= Stated goal =
Please print everything in the entries below from the line that contains "header-status[interactable]: 状态 ⇕" down to the line that contains "cell-quantity: 2 <box>539 312 598 362</box>", including both of those lines, without any changes.

= Exercise materials =

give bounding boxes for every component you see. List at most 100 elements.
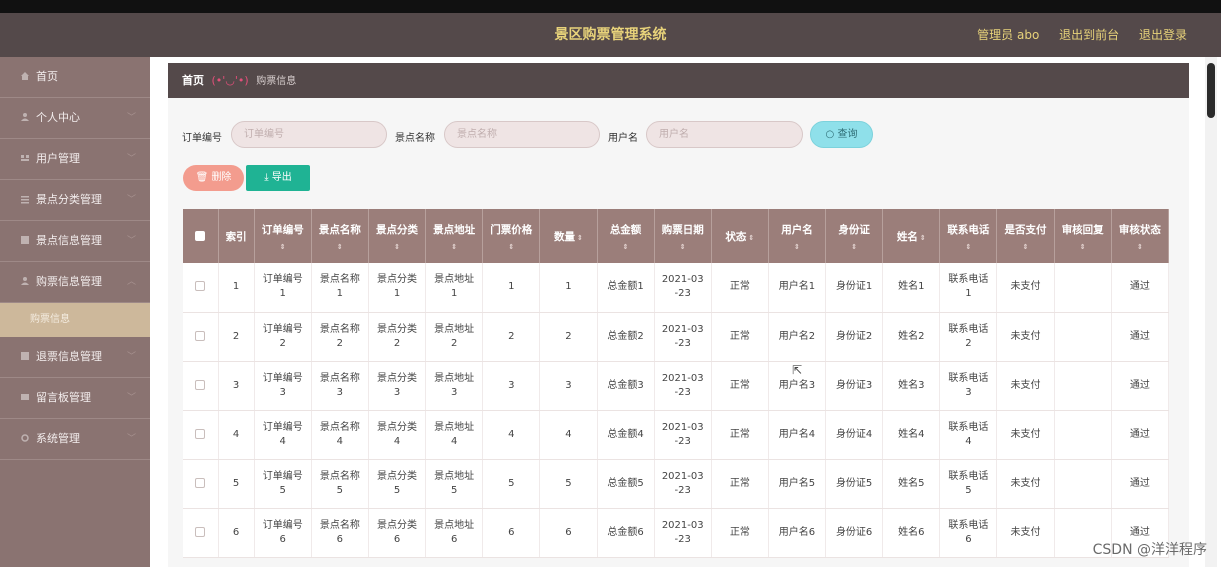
header-status[interactable]: 状态 ⇕ <box>711 209 769 263</box>
cell-audit-status: 通过 <box>1111 410 1169 460</box>
cell-name: 姓名1 <box>882 263 941 313</box>
header-ticket-price[interactable]: 门票价格 ⇕ <box>482 209 541 263</box>
sort-icon[interactable]: ⇕ <box>314 243 366 251</box>
sort-icon[interactable]: ⇕ <box>485 243 537 251</box>
row-checkbox[interactable] <box>195 526 206 537</box>
row-checkbox[interactable] <box>195 281 206 292</box>
sort-icon[interactable]: ⇕ <box>748 234 754 242</box>
list-icon <box>21 196 29 204</box>
sort-icon[interactable]: ⇕ <box>1114 243 1166 251</box>
header-username[interactable]: 用户名 ⇕ <box>768 209 827 263</box>
order-number-input[interactable] <box>231 121 387 148</box>
cell-purchase-date: 2021-03 -23 <box>654 263 712 313</box>
sidebar: 首页 个人中心 ﹀ 用户管理 ﹀ 景点分类管理 ﹀ 景点信息管理 ﹀ 购票信息管理 ︿ 购… <box>0 57 150 567</box>
cell-quantity: 2 <box>539 312 598 362</box>
header-audit-reply[interactable]: 审核回复 ⇕ <box>1054 209 1112 263</box>
header-audit-status[interactable]: 审核状态 ⇕ <box>1111 209 1169 263</box>
scrollbar-thumb[interactable] <box>1207 63 1215 118</box>
sort-icon[interactable]: ⇕ <box>999 243 1051 251</box>
sort-icon[interactable]: ⇕ <box>257 243 309 251</box>
message-icon <box>21 394 29 400</box>
cell-order-number: 订单编号 2 <box>254 312 312 362</box>
sort-icon[interactable]: ⇕ <box>942 243 994 251</box>
cell-spot-address: 景点地址 2 <box>425 312 484 362</box>
spot-name-input[interactable] <box>444 121 600 148</box>
sort-icon[interactable]: ⇕ <box>1057 243 1109 251</box>
sidebar-item-system[interactable]: 系统管理 ﹀ <box>0 419 150 460</box>
row-checkbox-cell[interactable] <box>183 410 219 460</box>
cell-id-card: 身份证4 <box>825 410 884 460</box>
row-checkbox-cell[interactable] <box>183 312 219 362</box>
row-checkbox-cell[interactable] <box>183 361 219 411</box>
header-spot-category[interactable]: 景点分类 ⇕ <box>368 209 427 263</box>
table-row[interactable]: 1 订单编号 1 景点名称 1 景点分类 1 景点地址 1 1 1 总金额1 2021-03 -… <box>183 263 1169 313</box>
cell-audit-reply <box>1054 312 1112 362</box>
breadcrumb-home[interactable]: 首页 <box>182 74 204 87</box>
sort-icon[interactable]: ⇕ <box>920 234 926 242</box>
sidebar-item-message-board[interactable]: 留言板管理 ﹀ <box>0 378 150 419</box>
sort-icon[interactable]: ⇕ <box>657 243 709 251</box>
sidebar-item-spot-category[interactable]: 景点分类管理 ﹀ <box>0 180 150 221</box>
sort-icon[interactable]: ⇕ <box>828 243 880 251</box>
header-phone[interactable]: 联系电话 ⇕ <box>939 209 998 263</box>
header-purchase-date[interactable]: 购票日期 ⇕ <box>654 209 712 263</box>
sort-icon[interactable]: ⇕ <box>771 243 823 251</box>
ticket-table: 索引 订单编号 ⇕ 景点名称 ⇕ 景点分类 ⇕ 景点地址 ⇕ 门票价格 ⇕ 数量 ⇕ 总金额… <box>183 209 1169 558</box>
header-total[interactable]: 总金额 ⇕ <box>597 209 655 263</box>
cell-phone: 联系电话 3 <box>939 361 998 411</box>
cell-name: 姓名6 <box>882 508 941 558</box>
sidebar-item-label: 用户管理 <box>36 152 80 165</box>
sidebar-item-home[interactable]: 首页 <box>0 57 150 98</box>
sidebar-item-label: 留言板管理 <box>36 391 91 404</box>
sidebar-item-users[interactable]: 用户管理 ﹀ <box>0 139 150 180</box>
row-checkbox[interactable] <box>195 330 206 341</box>
cell-username: 用户名6 <box>768 508 827 558</box>
row-checkbox[interactable] <box>195 428 206 439</box>
header-spot-name[interactable]: 景点名称 ⇕ <box>311 209 369 263</box>
scrollbar-track[interactable] <box>1205 57 1217 567</box>
to-front-link[interactable]: 退出到前台 <box>1059 28 1119 42</box>
sort-icon[interactable]: ⇕ <box>577 234 583 242</box>
row-checkbox[interactable] <box>195 379 206 390</box>
cell-id-card: 身份证1 <box>825 263 884 313</box>
header-quantity[interactable]: 数量 ⇕ <box>539 209 598 263</box>
header-spot-address[interactable]: 景点地址 ⇕ <box>425 209 484 263</box>
table-header-row: 索引 订单编号 ⇕ 景点名称 ⇕ 景点分类 ⇕ 景点地址 ⇕ 门票价格 ⇕ 数量 ⇕ 总金额… <box>183 209 1169 263</box>
table-row[interactable]: 4 订单编号 4 景点名称 4 景点分类 4 景点地址 4 4 4 总金额4 2021-03 -… <box>183 410 1169 460</box>
cell-spot-name: 景点名称 4 <box>311 410 369 460</box>
cell-username: 用户名1 <box>768 263 827 313</box>
sort-icon[interactable]: ⇕ <box>428 243 480 251</box>
sort-icon[interactable]: ⇕ <box>600 243 652 251</box>
export-button[interactable]: ⤓ 导出 <box>246 165 310 191</box>
sidebar-item-spot-info[interactable]: 景点信息管理 ﹀ <box>0 221 150 262</box>
header-order-number[interactable]: 订单编号 ⇕ <box>254 209 312 263</box>
query-button[interactable]: ○ 查询 <box>810 121 873 148</box>
select-all-checkbox[interactable] <box>195 231 206 241</box>
header-name[interactable]: 姓名 ⇕ <box>882 209 941 263</box>
select-all-checkbox-cell[interactable] <box>183 209 219 263</box>
table-row[interactable]: 2 订单编号 2 景点名称 2 景点分类 2 景点地址 2 2 2 总金额2 2021-03 -… <box>183 312 1169 362</box>
username-input[interactable] <box>646 121 803 148</box>
sidebar-item-refund-mgmt[interactable]: 退票信息管理 ﹀ <box>0 337 150 378</box>
table-row[interactable]: 3 订单编号 3 景点名称 3 景点分类 3 景点地址 3 3 3 总金额3 2021-03 -… <box>183 361 1169 411</box>
header-id-card[interactable]: 身份证 ⇕ <box>825 209 884 263</box>
cell-index: 2 <box>218 312 255 362</box>
sidebar-item-profile[interactable]: 个人中心 ﹀ <box>0 98 150 139</box>
row-checkbox-cell[interactable] <box>183 508 219 558</box>
gear-icon <box>21 434 29 442</box>
header-paid[interactable]: 是否支付 ⇕ <box>996 209 1055 263</box>
sidebar-item-ticket-mgmt[interactable]: 购票信息管理 ︿ <box>0 262 150 303</box>
table-row[interactable]: 6 订单编号 6 景点名称 6 景点分类 6 景点地址 6 6 6 总金额6 2021-03 -… <box>183 508 1169 558</box>
row-checkbox-cell[interactable] <box>183 263 219 313</box>
sort-icon[interactable]: ⇕ <box>371 243 423 251</box>
logout-link[interactable]: 退出登录 <box>1139 28 1187 42</box>
sidebar-subitem-ticket-info[interactable]: 购票信息 <box>0 303 150 337</box>
row-checkbox[interactable] <box>195 477 206 488</box>
cell-spot-category: 景点分类 4 <box>368 410 427 460</box>
row-checkbox-cell[interactable] <box>183 459 219 509</box>
export-button-label: 导出 <box>271 172 292 183</box>
cell-paid: 未支付 <box>996 508 1055 558</box>
table-row[interactable]: 5 订单编号 5 景点名称 5 景点分类 5 景点地址 5 5 5 总金额5 2021-03 -… <box>183 459 1169 509</box>
delete-button[interactable]: 🗑 删除 <box>183 165 244 191</box>
mouse-cursor-icon: ⇱ <box>792 363 803 377</box>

= Correct result =
header-status[interactable]: 状态 ⇕ <box>711 209 769 263</box>
cell-audit-status: 通过 <box>1111 410 1169 460</box>
cell-name: 姓名1 <box>882 263 941 313</box>
header-ticket-price[interactable]: 门票价格 ⇕ <box>482 209 541 263</box>
sort-icon[interactable]: ⇕ <box>314 243 366 251</box>
sort-icon[interactable]: ⇕ <box>485 243 537 251</box>
row-checkbox[interactable] <box>195 526 206 537</box>
row-checkbox[interactable] <box>195 281 206 292</box>
sort-icon[interactable]: ⇕ <box>748 234 754 242</box>
list-icon <box>21 196 29 204</box>
sort-icon[interactable]: ⇕ <box>1114 243 1166 251</box>
header-username[interactable]: 用户名 ⇕ <box>768 209 827 263</box>
order-number-input[interactable] <box>231 121 387 148</box>
cell-purchase-date: 2021-03 -23 <box>654 263 712 313</box>
sidebar: 首页 个人中心 ﹀ 用户管理 ﹀ 景点分类管理 ﹀ 景点信息管理 ﹀ 购票信息管理 ︿ 购… <box>0 57 150 567</box>
cell-quantity: 2 <box>539 312 598 362</box>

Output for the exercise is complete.